-------- Records --------

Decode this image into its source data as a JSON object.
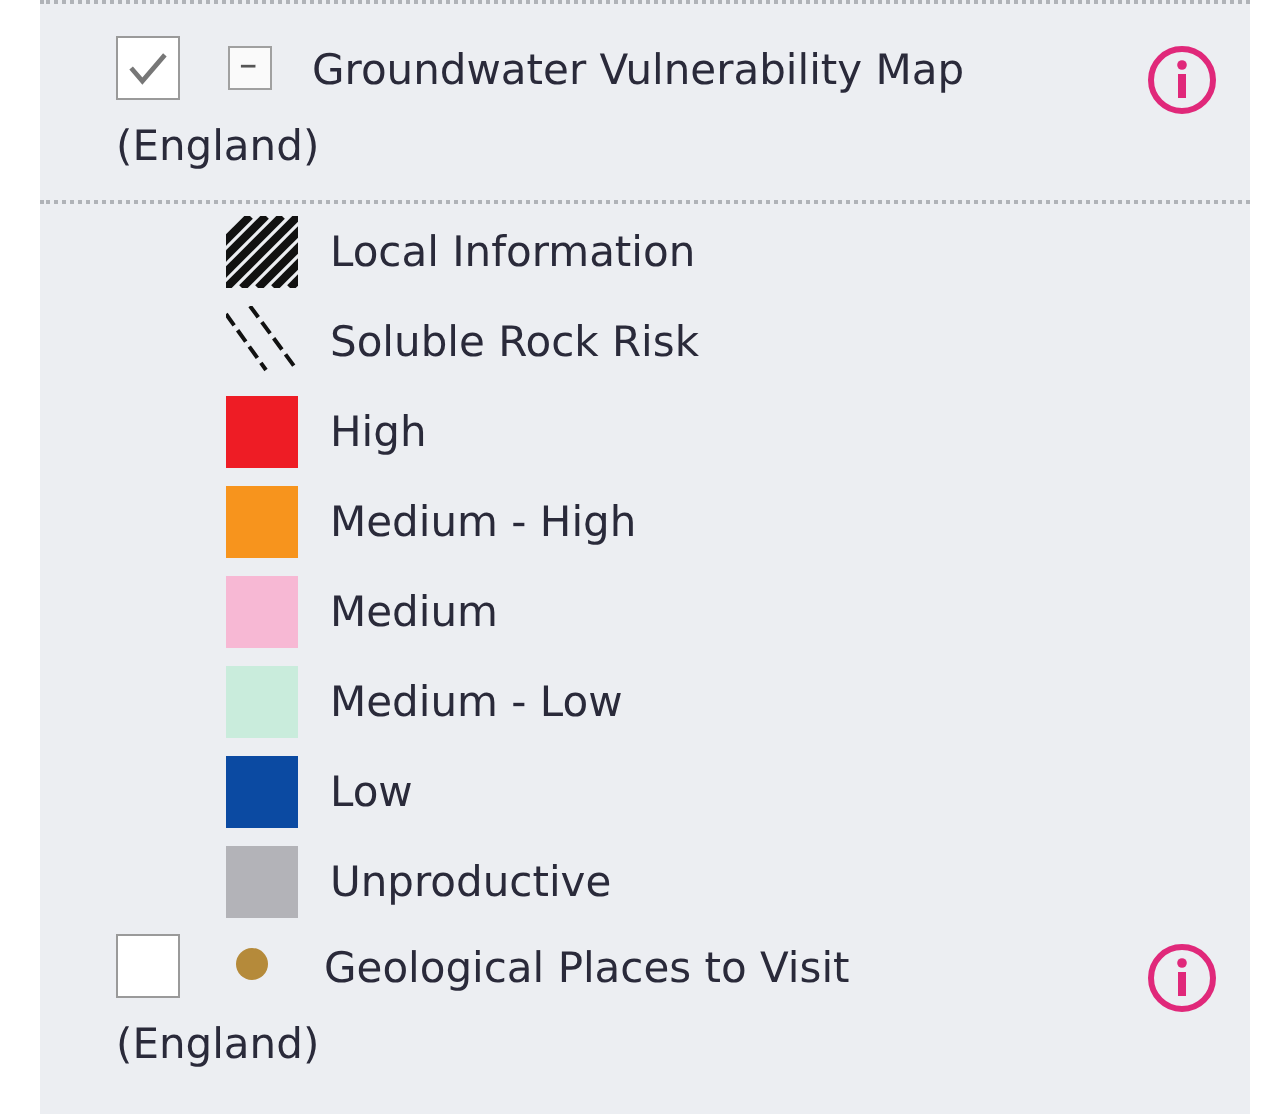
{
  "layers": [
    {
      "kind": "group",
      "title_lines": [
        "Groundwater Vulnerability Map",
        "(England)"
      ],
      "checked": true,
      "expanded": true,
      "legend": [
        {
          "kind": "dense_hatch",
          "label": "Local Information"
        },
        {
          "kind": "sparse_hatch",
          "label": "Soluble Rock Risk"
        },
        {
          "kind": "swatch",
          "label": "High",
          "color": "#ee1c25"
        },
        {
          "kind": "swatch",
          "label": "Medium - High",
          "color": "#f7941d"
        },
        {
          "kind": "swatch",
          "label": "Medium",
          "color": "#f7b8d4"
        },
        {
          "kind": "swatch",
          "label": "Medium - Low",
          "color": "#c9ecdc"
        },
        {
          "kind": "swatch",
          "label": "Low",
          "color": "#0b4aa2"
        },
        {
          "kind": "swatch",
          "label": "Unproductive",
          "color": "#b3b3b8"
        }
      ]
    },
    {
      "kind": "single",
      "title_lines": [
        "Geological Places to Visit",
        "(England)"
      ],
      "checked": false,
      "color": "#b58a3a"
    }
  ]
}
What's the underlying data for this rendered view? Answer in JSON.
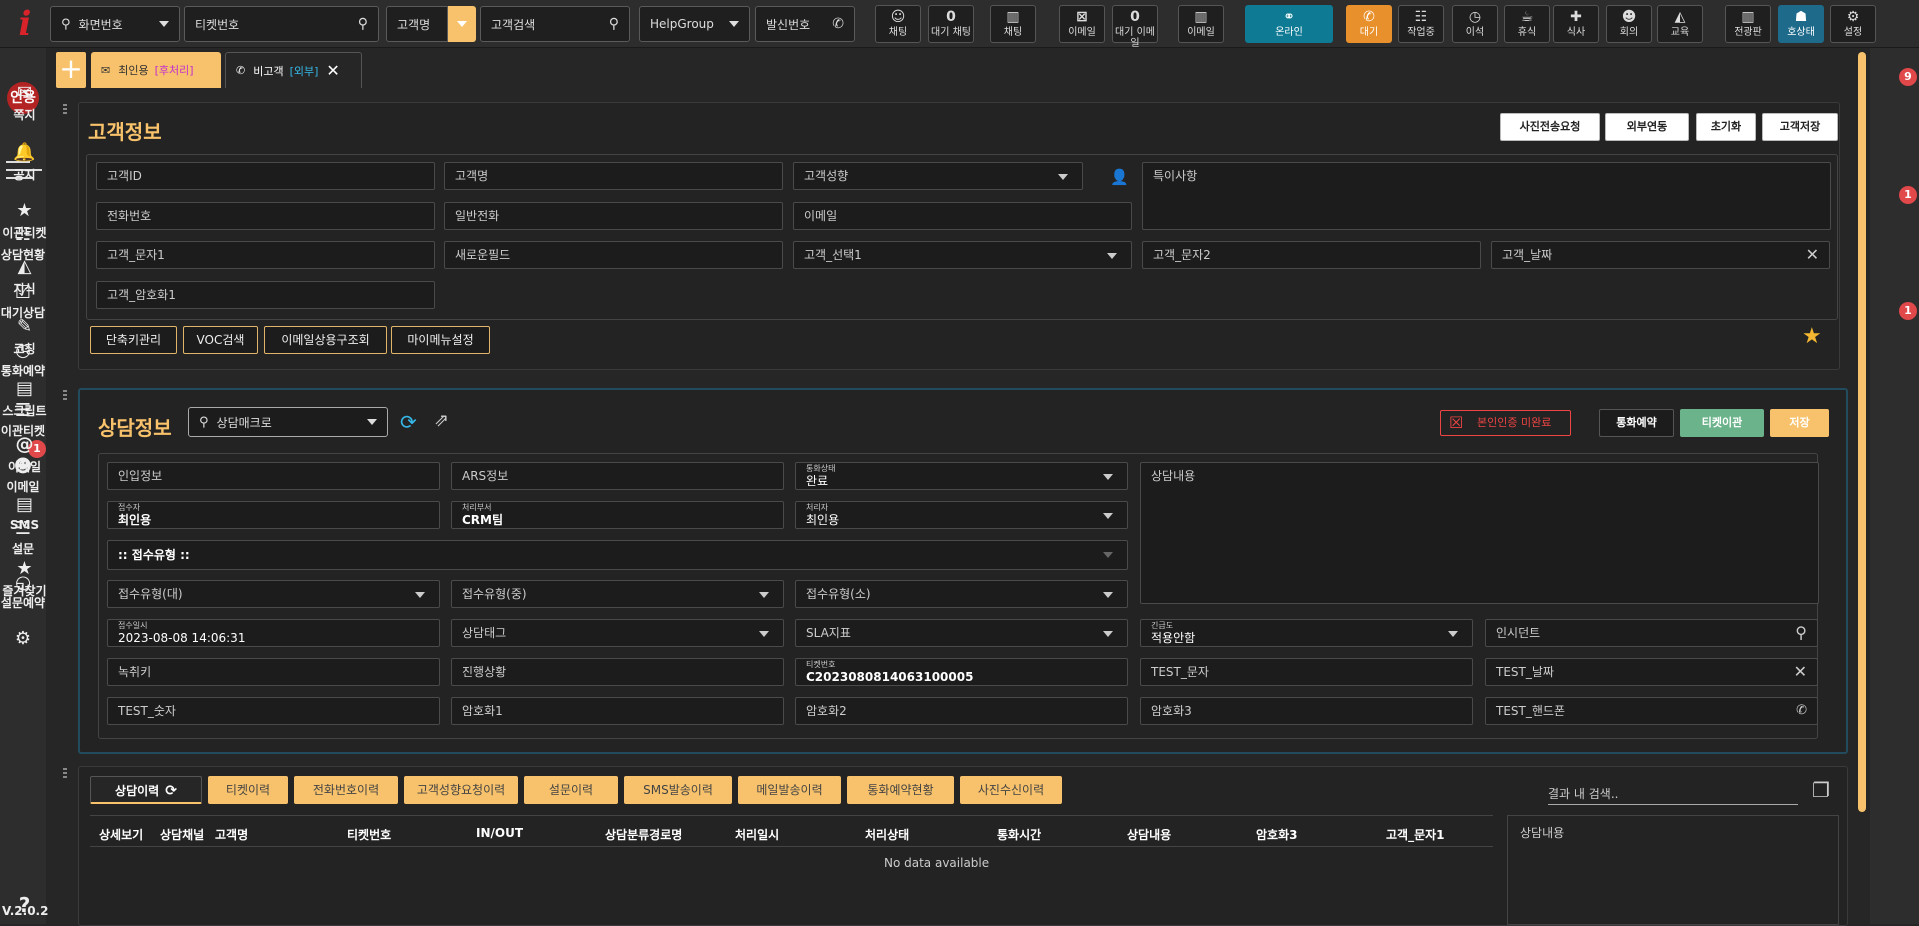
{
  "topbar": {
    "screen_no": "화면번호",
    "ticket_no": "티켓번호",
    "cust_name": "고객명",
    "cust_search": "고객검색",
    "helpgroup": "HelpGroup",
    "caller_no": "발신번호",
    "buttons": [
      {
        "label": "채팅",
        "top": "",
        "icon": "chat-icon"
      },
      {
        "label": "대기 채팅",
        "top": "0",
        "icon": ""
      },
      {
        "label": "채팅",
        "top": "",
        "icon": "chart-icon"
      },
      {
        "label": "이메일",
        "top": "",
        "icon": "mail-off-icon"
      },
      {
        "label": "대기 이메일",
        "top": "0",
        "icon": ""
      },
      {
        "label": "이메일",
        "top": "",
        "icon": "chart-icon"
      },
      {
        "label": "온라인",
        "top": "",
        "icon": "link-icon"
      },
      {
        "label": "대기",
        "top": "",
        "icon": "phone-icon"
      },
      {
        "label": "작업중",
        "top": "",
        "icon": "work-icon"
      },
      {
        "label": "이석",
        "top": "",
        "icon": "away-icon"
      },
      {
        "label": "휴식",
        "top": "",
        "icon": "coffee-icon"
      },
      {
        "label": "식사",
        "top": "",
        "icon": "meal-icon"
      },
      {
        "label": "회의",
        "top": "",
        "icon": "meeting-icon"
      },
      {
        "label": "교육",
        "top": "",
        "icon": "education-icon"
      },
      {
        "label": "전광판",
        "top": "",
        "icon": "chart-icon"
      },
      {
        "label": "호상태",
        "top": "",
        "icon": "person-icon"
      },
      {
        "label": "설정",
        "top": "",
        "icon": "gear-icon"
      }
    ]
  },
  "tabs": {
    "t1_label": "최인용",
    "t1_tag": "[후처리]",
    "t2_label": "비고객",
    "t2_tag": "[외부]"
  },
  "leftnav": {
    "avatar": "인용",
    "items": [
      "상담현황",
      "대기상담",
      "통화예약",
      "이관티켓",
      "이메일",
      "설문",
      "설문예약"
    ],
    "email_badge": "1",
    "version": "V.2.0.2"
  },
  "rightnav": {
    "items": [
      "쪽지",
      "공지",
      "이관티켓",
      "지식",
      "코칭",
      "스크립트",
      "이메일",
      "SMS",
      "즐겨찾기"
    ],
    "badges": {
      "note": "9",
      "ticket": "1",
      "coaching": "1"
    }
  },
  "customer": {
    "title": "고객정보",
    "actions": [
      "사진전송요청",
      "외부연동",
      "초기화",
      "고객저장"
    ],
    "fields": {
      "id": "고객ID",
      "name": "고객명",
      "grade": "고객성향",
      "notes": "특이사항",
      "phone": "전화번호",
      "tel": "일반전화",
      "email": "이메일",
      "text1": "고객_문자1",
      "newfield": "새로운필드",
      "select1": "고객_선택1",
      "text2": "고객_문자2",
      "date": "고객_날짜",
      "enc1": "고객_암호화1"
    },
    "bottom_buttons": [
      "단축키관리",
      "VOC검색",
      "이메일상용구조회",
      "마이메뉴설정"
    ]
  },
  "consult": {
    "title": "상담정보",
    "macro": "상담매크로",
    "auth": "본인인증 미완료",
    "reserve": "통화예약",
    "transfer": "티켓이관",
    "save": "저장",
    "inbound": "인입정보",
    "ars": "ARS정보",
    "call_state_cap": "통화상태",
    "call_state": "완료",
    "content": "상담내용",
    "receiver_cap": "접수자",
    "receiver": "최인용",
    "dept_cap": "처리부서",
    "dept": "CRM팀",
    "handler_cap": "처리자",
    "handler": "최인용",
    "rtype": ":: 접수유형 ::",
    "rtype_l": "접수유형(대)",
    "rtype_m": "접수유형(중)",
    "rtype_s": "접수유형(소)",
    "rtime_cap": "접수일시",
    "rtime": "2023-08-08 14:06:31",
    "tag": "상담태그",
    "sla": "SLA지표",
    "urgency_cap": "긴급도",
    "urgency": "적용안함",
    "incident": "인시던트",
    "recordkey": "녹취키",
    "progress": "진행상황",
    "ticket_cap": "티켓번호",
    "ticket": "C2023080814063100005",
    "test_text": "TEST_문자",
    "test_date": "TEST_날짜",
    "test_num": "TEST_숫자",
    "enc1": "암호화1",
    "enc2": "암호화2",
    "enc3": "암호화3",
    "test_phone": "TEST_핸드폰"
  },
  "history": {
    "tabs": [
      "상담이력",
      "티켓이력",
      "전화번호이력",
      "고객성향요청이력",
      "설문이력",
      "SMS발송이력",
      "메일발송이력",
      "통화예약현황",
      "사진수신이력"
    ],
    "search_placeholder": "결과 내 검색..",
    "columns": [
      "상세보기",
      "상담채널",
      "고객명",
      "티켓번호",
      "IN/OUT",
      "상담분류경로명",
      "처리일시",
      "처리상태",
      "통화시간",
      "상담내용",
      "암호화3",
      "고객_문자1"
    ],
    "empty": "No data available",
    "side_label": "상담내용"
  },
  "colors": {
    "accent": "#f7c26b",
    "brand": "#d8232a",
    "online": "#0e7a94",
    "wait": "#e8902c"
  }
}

--------

(What you should do): Scan the entries above. Copy each line that has the string "data".

(Expected answer):
Decode this image into its source data as a JSON object.
What's the underlying data for this rendered view? Answer in JSON.
    "empty": "No data available",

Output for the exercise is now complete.